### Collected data
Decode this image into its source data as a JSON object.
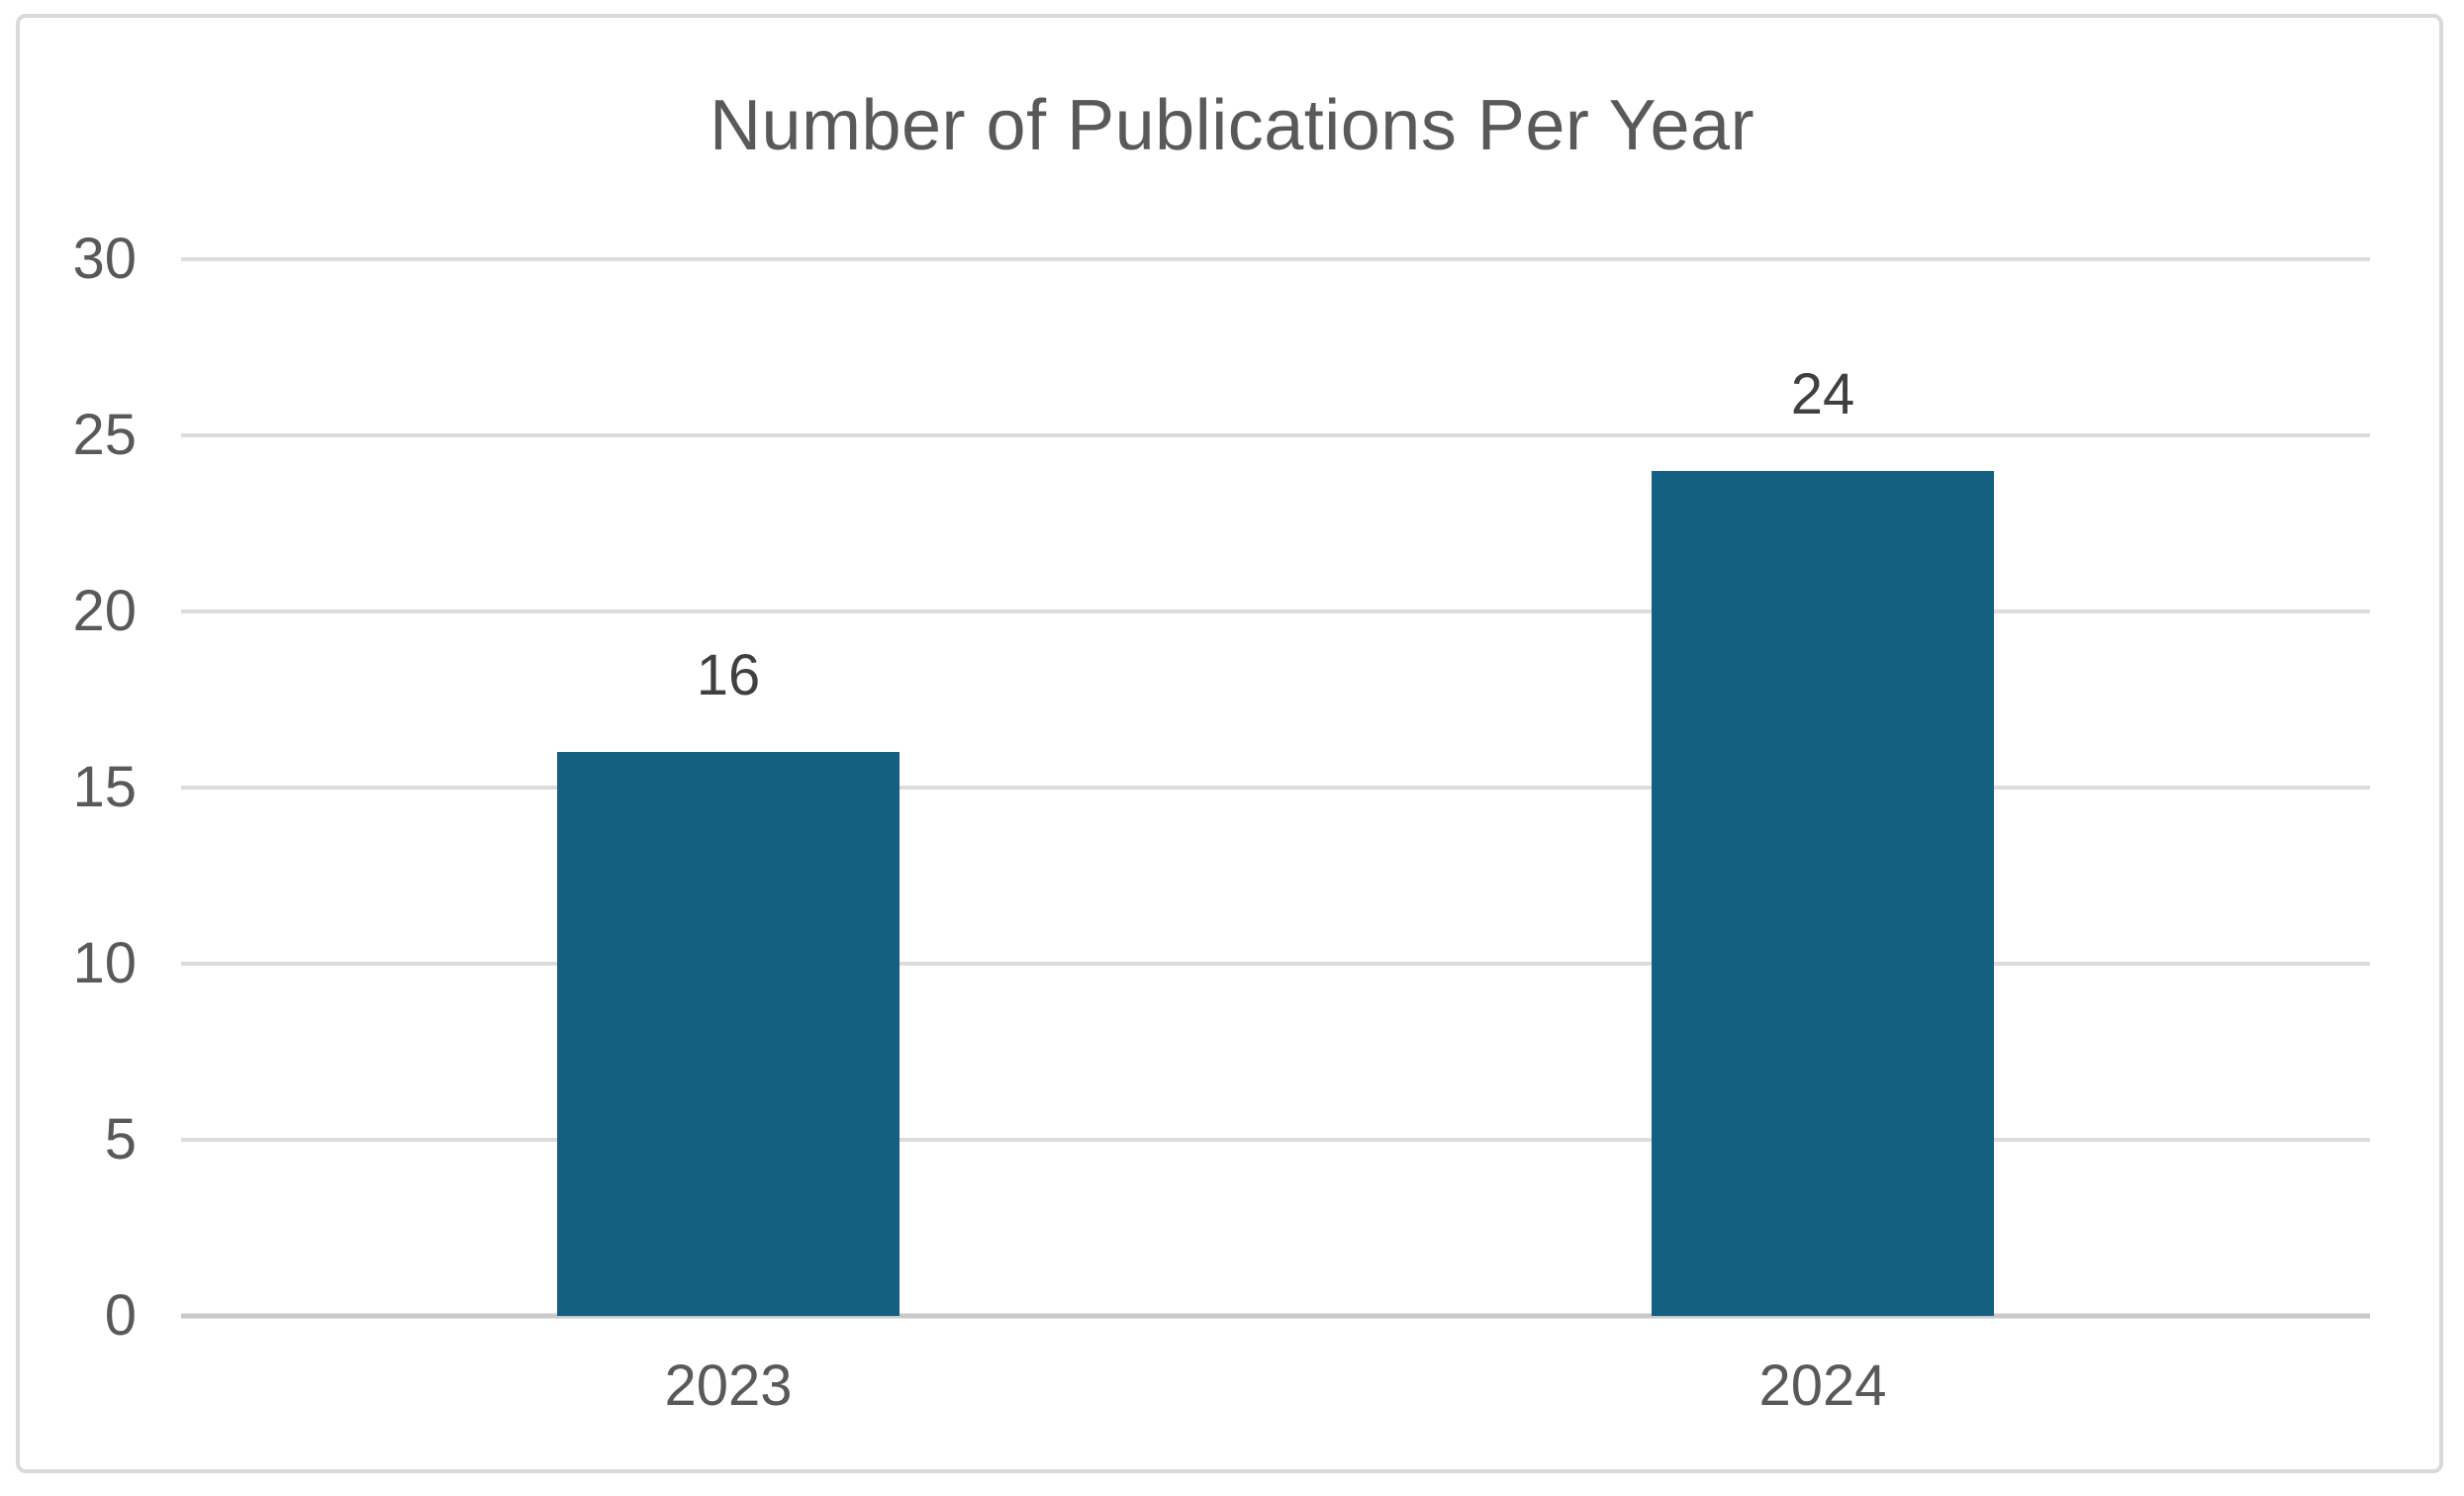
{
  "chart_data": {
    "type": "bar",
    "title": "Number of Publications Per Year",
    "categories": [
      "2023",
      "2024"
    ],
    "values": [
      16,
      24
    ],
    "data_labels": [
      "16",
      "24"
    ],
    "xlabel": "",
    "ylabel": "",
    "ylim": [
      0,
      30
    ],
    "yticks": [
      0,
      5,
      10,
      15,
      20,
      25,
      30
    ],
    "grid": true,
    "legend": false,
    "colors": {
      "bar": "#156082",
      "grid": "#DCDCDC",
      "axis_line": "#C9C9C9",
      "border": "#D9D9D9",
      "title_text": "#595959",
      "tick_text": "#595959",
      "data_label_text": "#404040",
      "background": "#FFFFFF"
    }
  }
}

### Your task
Every record must be copied exactly, with images dropped from the result.

### Result
Decode this image into its source data as a JSON object.
{
  "chart_data": {
    "type": "bar",
    "title": "Number of Publications Per Year",
    "categories": [
      "2023",
      "2024"
    ],
    "values": [
      16,
      24
    ],
    "data_labels": [
      "16",
      "24"
    ],
    "xlabel": "",
    "ylabel": "",
    "ylim": [
      0,
      30
    ],
    "yticks": [
      0,
      5,
      10,
      15,
      20,
      25,
      30
    ],
    "grid": true,
    "legend": false,
    "colors": {
      "bar": "#156082",
      "grid": "#DCDCDC",
      "axis_line": "#C9C9C9",
      "border": "#D9D9D9",
      "title_text": "#595959",
      "tick_text": "#595959",
      "data_label_text": "#404040",
      "background": "#FFFFFF"
    }
  }
}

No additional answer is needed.